TASK INPUTS:
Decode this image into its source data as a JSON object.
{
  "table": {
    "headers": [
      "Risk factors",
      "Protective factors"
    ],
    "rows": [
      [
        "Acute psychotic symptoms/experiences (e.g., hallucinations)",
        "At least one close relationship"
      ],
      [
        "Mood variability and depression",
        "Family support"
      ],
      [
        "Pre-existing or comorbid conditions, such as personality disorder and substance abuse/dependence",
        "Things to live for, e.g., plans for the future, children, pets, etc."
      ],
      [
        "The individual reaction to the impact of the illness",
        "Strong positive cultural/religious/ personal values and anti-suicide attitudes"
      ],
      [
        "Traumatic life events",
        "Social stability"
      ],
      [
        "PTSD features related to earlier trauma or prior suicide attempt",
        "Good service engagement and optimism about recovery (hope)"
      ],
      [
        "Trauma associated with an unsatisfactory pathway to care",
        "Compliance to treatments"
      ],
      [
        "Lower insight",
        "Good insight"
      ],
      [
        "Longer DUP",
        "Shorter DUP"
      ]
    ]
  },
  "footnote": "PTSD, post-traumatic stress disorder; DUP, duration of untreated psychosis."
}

WHAT THE TASK ASKS: The records above must be output exactly, in full.

EXERCISE RESULT:
Decode this image into its source data as a JSON object.
{
  "table": {
    "headers": [
      "Risk factors",
      "Protective factors"
    ],
    "rows": [
      [
        "Acute psychotic symptoms/experiences (e.g., hallucinations)",
        "At least one close relationship"
      ],
      [
        "Mood variability and depression",
        "Family support"
      ],
      [
        "Pre-existing or comorbid conditions, such as personality disorder and substance abuse/dependence",
        "Things to live for, e.g., plans for the future, children, pets, etc."
      ],
      [
        "The individual reaction to the impact of the illness",
        "Strong positive cultural/religious/ personal values and anti-suicide attitudes"
      ],
      [
        "Traumatic life events",
        "Social stability"
      ],
      [
        "PTSD features related to earlier trauma or prior suicide attempt",
        "Good service engagement and optimism about recovery (hope)"
      ],
      [
        "Trauma associated with an unsatisfactory pathway to care",
        "Compliance to treatments"
      ],
      [
        "Lower insight",
        "Good insight"
      ],
      [
        "Longer DUP",
        "Shorter DUP"
      ]
    ]
  },
  "footnote": "PTSD, post-traumatic stress disorder; DUP, duration of untreated psychosis."
}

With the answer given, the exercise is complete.